*Aim of the task*
Retype the listing that follows, exactly as written.

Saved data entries

▼▼▼

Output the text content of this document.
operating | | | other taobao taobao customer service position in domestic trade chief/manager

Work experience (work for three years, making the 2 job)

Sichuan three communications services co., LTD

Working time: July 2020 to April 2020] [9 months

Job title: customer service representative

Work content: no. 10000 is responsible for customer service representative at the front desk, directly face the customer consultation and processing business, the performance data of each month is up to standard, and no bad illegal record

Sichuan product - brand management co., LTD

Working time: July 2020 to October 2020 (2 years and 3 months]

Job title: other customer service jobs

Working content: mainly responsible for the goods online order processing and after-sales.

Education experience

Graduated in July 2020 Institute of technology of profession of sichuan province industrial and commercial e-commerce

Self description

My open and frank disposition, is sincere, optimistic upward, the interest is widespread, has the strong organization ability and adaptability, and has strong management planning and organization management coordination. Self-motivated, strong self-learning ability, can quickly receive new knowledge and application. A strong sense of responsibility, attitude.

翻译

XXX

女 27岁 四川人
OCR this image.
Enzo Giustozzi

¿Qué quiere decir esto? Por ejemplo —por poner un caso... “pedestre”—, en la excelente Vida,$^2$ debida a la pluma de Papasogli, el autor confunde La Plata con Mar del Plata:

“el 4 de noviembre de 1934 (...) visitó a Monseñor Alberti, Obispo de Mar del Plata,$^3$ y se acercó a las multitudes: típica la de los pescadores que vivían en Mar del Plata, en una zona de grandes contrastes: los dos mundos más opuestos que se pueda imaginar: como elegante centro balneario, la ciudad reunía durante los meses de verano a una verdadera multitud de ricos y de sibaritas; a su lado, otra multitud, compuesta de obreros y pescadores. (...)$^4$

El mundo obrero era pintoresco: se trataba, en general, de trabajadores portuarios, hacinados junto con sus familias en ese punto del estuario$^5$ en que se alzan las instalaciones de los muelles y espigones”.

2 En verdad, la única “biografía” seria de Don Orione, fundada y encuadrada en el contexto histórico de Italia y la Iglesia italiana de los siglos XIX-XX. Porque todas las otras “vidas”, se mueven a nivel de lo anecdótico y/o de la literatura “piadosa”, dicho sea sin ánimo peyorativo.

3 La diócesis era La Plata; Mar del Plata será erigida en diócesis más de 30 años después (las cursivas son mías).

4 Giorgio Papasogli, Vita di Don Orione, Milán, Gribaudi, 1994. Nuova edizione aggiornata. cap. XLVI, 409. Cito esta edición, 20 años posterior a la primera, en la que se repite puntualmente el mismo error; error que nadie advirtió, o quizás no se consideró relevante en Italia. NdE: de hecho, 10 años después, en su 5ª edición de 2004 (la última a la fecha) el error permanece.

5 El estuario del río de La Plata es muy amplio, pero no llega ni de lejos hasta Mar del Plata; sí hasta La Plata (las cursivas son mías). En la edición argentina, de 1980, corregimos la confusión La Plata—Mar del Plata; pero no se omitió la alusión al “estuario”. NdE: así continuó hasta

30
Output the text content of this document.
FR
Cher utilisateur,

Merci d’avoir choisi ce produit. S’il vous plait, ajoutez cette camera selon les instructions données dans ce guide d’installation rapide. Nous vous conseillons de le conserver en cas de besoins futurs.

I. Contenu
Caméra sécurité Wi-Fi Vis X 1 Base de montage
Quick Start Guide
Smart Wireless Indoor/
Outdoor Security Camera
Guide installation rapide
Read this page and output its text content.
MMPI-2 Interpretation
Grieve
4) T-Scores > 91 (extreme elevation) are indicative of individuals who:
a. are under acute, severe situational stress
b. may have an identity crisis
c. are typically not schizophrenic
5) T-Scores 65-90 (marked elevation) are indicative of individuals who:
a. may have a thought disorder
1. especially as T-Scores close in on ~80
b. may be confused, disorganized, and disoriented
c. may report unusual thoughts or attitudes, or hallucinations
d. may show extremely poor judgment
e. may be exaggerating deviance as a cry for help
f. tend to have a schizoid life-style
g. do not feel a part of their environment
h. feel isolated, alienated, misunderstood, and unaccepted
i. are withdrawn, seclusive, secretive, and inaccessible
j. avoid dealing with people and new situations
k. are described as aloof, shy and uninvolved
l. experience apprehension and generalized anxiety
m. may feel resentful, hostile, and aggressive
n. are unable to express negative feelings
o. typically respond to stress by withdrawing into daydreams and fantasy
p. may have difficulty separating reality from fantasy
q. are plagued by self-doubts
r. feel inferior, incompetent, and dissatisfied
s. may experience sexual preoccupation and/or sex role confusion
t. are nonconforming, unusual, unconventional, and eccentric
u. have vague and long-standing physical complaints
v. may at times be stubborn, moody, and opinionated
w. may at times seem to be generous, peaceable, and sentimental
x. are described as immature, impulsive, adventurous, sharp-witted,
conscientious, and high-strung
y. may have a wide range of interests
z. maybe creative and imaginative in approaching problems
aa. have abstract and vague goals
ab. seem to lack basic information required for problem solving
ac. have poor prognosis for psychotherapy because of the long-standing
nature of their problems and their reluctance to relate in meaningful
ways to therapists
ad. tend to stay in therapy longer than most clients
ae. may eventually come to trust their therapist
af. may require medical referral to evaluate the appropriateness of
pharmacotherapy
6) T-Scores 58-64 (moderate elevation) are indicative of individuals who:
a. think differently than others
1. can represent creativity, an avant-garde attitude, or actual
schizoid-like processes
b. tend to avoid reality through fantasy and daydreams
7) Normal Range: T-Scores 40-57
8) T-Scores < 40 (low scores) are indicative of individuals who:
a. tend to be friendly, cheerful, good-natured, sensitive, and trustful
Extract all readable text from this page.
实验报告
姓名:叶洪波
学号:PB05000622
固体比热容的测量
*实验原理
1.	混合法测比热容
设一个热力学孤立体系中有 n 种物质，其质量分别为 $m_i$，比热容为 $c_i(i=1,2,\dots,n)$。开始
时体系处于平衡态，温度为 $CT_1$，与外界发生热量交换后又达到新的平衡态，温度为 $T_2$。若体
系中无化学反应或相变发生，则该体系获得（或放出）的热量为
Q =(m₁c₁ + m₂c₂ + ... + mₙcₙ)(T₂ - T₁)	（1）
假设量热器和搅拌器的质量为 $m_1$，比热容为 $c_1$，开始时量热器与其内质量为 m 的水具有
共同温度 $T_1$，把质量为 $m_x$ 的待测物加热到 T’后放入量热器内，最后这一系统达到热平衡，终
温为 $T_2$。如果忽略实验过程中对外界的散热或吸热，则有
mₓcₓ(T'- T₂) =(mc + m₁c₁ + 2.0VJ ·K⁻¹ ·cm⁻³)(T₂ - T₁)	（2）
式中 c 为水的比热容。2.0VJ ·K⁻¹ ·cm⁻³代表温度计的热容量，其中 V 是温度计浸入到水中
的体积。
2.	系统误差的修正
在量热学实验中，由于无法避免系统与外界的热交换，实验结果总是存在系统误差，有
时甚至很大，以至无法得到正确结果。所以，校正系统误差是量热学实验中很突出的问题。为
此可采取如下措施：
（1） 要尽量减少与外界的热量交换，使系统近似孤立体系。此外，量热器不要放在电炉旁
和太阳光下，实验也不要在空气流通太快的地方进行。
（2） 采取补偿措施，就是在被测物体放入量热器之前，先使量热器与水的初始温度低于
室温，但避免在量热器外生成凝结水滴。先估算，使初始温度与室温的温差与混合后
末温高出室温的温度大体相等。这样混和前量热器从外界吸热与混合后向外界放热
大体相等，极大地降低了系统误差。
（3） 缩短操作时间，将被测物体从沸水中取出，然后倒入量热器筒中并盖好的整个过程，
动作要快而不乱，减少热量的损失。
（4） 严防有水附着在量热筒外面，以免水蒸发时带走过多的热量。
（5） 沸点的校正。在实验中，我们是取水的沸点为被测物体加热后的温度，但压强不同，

▲▲▲

*Worked solution*
Output the text content of this document.
operating | | | other taobao taobao customer service position in domestic trade chief/manager

Work experience (work for three years, making the 2 job)

Sichuan three communications services co., LTD

Working time: July 2020 to April 2020] [9 months

Job title: customer service representative

Work content: no. 10000 is responsible for customer service representative at the front desk, directly face the customer consultation and processing business, the performance data of each month is up to standard, and no bad illegal record

Sichuan product - brand management co., LTD

Working time: July 2020 to October 2020 (2 years and 3 months]

Job title: other customer service jobs

Working content: mainly responsible for the goods online order processing and after-sales.

Education experience

Graduated in July 2020 Institute of technology of profession of sichuan province industrial and commercial e-commerce

Self description

My open and frank disposition, is sincere, optimistic upward, the interest is widespread, has the strong organization ability and adaptability, and has strong management planning and organization management coordination. Self-motivated, strong self-learning ability, can quickly receive new knowledge and application. A strong sense of responsibility, attitude.

翻译

XXX

女 27岁 四川人
OCR this image.
Enzo Giustozzi

¿Qué quiere decir esto? Por ejemplo —por poner un caso... “pedestre”—, en la excelente Vida,$^2$ debida a la pluma de Papasogli, el autor confunde La Plata con Mar del Plata:

“el 4 de noviembre de 1934 (...) visitó a Monseñor Alberti, Obispo de Mar del Plata,$^3$ y se acercó a las multitudes: típica la de los pescadores que vivían en Mar del Plata, en una zona de grandes contrastes: los dos mundos más opuestos que se pueda imaginar: como elegante centro balneario, la ciudad reunía durante los meses de verano a una verdadera multitud de ricos y de sibaritas; a su lado, otra multitud, compuesta de obreros y pescadores. (...)$^4$

El mundo obrero era pintoresco: se trataba, en general, de trabajadores portuarios, hacinados junto con sus familias en ese punto del estuario$^5$ en que se alzan las instalaciones de los muelles y espigones”.

2 En verdad, la única “biografía” seria de Don Orione, fundada y encuadrada en el contexto histórico de Italia y la Iglesia italiana de los siglos XIX-XX. Porque todas las otras “vidas”, se mueven a nivel de lo anecdótico y/o de la literatura “piadosa”, dicho sea sin ánimo peyorativo.

3 La diócesis era La Plata; Mar del Plata será erigida en diócesis más de 30 años después (las cursivas son mías).

4 Giorgio Papasogli, Vita di Don Orione, Milán, Gribaudi, 1994. Nuova edizione aggiornata. cap. XLVI, 409. Cito esta edición, 20 años posterior a la primera, en la que se repite puntualmente el mismo error; error que nadie advirtió, o quizás no se consideró relevante en Italia. NdE: de hecho, 10 años después, en su 5ª edición de 2004 (la última a la fecha) el error permanece.

5 El estuario del río de La Plata es muy amplio, pero no llega ni de lejos hasta Mar del Plata; sí hasta La Plata (las cursivas son mías). En la edición argentina, de 1980, corregimos la confusión La Plata—Mar del Plata; pero no se omitió la alusión al “estuario”. NdE: así continuó hasta

30
Output the text content of this document.
FR
Cher utilisateur,

Merci d’avoir choisi ce produit. S’il vous plait, ajoutez cette camera selon les instructions données dans ce guide d’installation rapide. Nous vous conseillons de le conserver en cas de besoins futurs.

I. Contenu
Caméra sécurité Wi-Fi Vis X 1 Base de montage
Quick Start Guide
Smart Wireless Indoor/
Outdoor Security Camera
Guide installation rapide
Read this page and output its text content.
MMPI-2 Interpretation
Grieve
4) T-Scores > 91 (extreme elevation) are indicative of individuals who:
a. are under acute, severe situational stress
b. may have an identity crisis
c. are typically not schizophrenic
5) T-Scores 65-90 (marked elevation) are indicative of individuals who:
a. may have a thought disorder
1. especially as T-Scores close in on ~80
b. may be confused, disorganized, and disoriented
c. may report unusual thoughts or attitudes, or hallucinations
d. may show extremely poor judgment
e. may be exaggerating deviance as a cry for help
f. tend to have a schizoid life-style
g. do not feel a part of their environment
h. feel isolated, alienated, misunderstood, and unaccepted
i. are withdrawn, seclusive, secretive, and inaccessible
j. avoid dealing with people and new situations
k. are described as aloof, shy and uninvolved
l. experience apprehension and generalized anxiety
m. may feel resentful, hostile, and aggressive
n. are unable to express negative feelings
o. typically respond to stress by withdrawing into daydreams and fantasy
p. may have difficulty separating reality from fantasy
q. are plagued by self-doubts
r. feel inferior, incompetent, and dissatisfied
s. may experience sexual preoccupation and/or sex role confusion
t. are nonconforming, unusual, unconventional, and eccentric
u. have vague and long-standing physical complaints
v. may at times be stubborn, moody, and opinionated
w. may at times seem to be generous, peaceable, and sentimental
x. are described as immature, impulsive, adventurous, sharp-witted,
conscientious, and high-strung
y. may have a wide range of interests
z. maybe creative and imaginative in approaching problems
aa. have abstract and vague goals
ab. seem to lack basic information required for problem solving
ac. have poor prognosis for psychotherapy because of the long-standing
nature of their problems and their reluctance to relate in meaningful
ways to therapists
ad. tend to stay in therapy longer than most clients
ae. may eventually come to trust their therapist
af. may require medical referral to evaluate the appropriateness of
pharmacotherapy
6) T-Scores 58-64 (moderate elevation) are indicative of individuals who:
a. think differently than others
1. can represent creativity, an avant-garde attitude, or actual
schizoid-like processes
b. tend to avoid reality through fantasy and daydreams
7) Normal Range: T-Scores 40-57
8) T-Scores < 40 (low scores) are indicative of individuals who:
a. tend to be friendly, cheerful, good-natured, sensitive, and trustful
Extract all readable text from this page.
实验报告
姓名:叶洪波
学号:PB05000622
固体比热容的测量
*实验原理
1.	混合法测比热容
设一个热力学孤立体系中有 n 种物质，其质量分别为 $m_i$，比热容为 $c_i(i=1,2,\dots,n)$。开始
时体系处于平衡态，温度为 $CT_1$，与外界发生热量交换后又达到新的平衡态，温度为 $T_2$。若体
系中无化学反应或相变发生，则该体系获得（或放出）的热量为
Q =(m₁c₁ + m₂c₂ + ... + mₙcₙ)(T₂ - T₁)	（1）
假设量热器和搅拌器的质量为 $m_1$，比热容为 $c_1$，开始时量热器与其内质量为 m 的水具有
共同温度 $T_1$，把质量为 $m_x$ 的待测物加热到 T’后放入量热器内，最后这一系统达到热平衡，终
温为 $T_2$。如果忽略实验过程中对外界的散热或吸热，则有
mₓcₓ(T'- T₂) =(mc + m₁c₁ + 2.0VJ ·K⁻¹ ·cm⁻³)(T₂ - T₁)	（2）
式中 c 为水的比热容。2.0VJ ·K⁻¹ ·cm⁻³代表温度计的热容量，其中 V 是温度计浸入到水中
的体积。
2.	系统误差的修正
在量热学实验中，由于无法避免系统与外界的热交换，实验结果总是存在系统误差，有
时甚至很大，以至无法得到正确结果。所以，校正系统误差是量热学实验中很突出的问题。为
此可采取如下措施：
（1） 要尽量减少与外界的热量交换，使系统近似孤立体系。此外，量热器不要放在电炉旁
和太阳光下，实验也不要在空气流通太快的地方进行。
（2） 采取补偿措施，就是在被测物体放入量热器之前，先使量热器与水的初始温度低于
室温，但避免在量热器外生成凝结水滴。先估算，使初始温度与室温的温差与混合后
末温高出室温的温度大体相等。这样混和前量热器从外界吸热与混合后向外界放热
大体相等，极大地降低了系统误差。
（3） 缩短操作时间，将被测物体从沸水中取出，然后倒入量热器筒中并盖好的整个过程，
动作要快而不乱，减少热量的损失。
（4） 严防有水附着在量热筒外面，以免水蒸发时带走过多的热量。
（5） 沸点的校正。在实验中，我们是取水的沸点为被测物体加热后的温度，但压强不同，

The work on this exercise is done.